[Begin]

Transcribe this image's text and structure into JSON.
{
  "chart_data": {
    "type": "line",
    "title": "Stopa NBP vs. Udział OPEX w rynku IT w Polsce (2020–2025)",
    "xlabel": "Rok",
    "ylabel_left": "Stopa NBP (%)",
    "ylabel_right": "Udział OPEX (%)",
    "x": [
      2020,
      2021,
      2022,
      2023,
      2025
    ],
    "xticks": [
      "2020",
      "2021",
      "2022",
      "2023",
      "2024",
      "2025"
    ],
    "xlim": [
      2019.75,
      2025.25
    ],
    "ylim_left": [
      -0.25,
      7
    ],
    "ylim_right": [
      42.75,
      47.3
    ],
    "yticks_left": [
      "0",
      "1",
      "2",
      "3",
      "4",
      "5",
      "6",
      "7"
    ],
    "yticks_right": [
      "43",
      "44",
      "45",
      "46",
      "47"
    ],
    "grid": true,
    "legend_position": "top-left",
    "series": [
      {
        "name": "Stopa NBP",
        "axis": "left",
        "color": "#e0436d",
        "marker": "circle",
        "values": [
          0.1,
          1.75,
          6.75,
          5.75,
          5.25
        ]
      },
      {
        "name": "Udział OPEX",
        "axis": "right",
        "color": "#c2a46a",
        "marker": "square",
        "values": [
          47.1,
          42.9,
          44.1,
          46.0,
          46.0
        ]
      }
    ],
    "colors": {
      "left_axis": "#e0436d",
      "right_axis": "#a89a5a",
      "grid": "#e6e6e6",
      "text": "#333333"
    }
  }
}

[End]

*AIM:*
Count every line of the records that holds "OPEX". State the number, nothing else.

*THE ANSWER:*
3